Short exercise: Set out every line bearing the string "реакцій".
◆ ◆ ◆ ◆ ◆
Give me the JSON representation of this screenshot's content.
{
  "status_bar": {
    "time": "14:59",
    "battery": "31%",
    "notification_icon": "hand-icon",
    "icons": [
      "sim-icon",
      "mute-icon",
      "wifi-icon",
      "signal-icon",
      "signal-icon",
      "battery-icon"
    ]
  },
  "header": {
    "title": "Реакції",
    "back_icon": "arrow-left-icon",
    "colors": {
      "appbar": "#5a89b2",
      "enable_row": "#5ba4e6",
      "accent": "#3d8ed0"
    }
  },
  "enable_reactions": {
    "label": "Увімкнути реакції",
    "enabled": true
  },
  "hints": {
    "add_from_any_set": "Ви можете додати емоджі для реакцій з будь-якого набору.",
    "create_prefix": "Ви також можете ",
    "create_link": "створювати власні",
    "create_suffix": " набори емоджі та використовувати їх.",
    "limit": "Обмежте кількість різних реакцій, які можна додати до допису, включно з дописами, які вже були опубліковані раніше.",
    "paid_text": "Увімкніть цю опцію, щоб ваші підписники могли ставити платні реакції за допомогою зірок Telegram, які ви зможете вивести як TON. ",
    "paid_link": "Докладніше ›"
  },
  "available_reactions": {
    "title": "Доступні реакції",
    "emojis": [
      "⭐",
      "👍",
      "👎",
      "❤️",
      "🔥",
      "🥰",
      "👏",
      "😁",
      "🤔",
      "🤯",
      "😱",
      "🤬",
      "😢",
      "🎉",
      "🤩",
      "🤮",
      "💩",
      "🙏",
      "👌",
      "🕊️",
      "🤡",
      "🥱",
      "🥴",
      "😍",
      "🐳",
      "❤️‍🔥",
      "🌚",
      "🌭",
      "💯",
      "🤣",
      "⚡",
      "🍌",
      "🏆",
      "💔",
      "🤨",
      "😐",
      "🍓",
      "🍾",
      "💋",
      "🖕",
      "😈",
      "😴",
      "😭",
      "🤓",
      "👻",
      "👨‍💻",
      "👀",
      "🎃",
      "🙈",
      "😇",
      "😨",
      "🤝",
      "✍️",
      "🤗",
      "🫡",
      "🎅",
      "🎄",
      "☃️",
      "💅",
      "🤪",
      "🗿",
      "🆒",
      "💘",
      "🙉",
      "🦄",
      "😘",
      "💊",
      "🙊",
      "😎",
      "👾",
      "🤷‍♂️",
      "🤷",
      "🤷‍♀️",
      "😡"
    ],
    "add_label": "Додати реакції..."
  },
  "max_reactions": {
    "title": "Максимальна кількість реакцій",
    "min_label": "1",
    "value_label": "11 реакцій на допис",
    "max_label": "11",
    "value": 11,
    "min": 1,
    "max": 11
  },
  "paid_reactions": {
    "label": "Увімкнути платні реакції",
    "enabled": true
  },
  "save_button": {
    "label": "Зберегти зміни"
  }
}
◆ ◆ ◆ ◆ ◆
Correct answer:
    "add_from_any_set": "Ви можете додати емоджі для реакцій з будь-якого набору.",
    "limit": "Обмежте кількість різних реакцій, які можна додати до допису, включно з дописами, які вже були опубліковані раніше.",
    "title": "Максимальна кількість реакцій",
    "value_label": "11 реакцій на допис",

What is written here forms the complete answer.